Only the lines holding the string "Sequence" are needed. Copy each one.

**EXTRACTED RECORDS**.
********
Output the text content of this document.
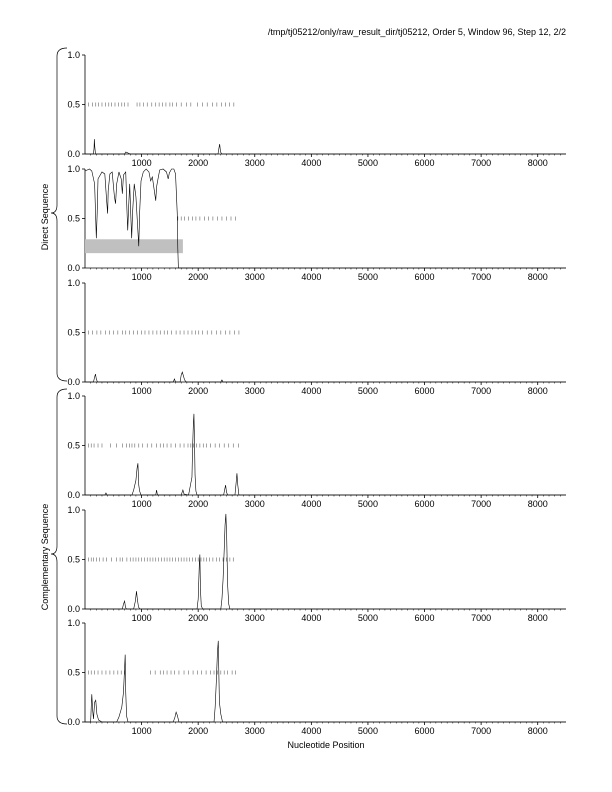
/tmp/tj05212/only/raw_result_dir/tj05212, Order 5, Window 96, Step 12, 2/2
0.0
0.5
1.0
1000	2000	3000	4000	5000	6000	7000	8000
0.0
0.5
1.0
1000	2000	3000	4000	5000	6000	7000	8000
0.0
0.5
1.0
1000	2000	3000	4000	5000	6000	7000	8000
0.0
0.5
1.0
1000	2000	3000	4000	5000	6000	7000	8000
0.0
0.5
1.0
1000	2000	3000	4000	5000	6000	7000	8000
0.0
0.5
1.0
1000	2000	3000	4000	5000	6000	7000	8000
Direct Sequence
Complementary Sequence
Nucleotide Position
********
**FINAL RESULT**.
Direct Sequence
Complementary Sequence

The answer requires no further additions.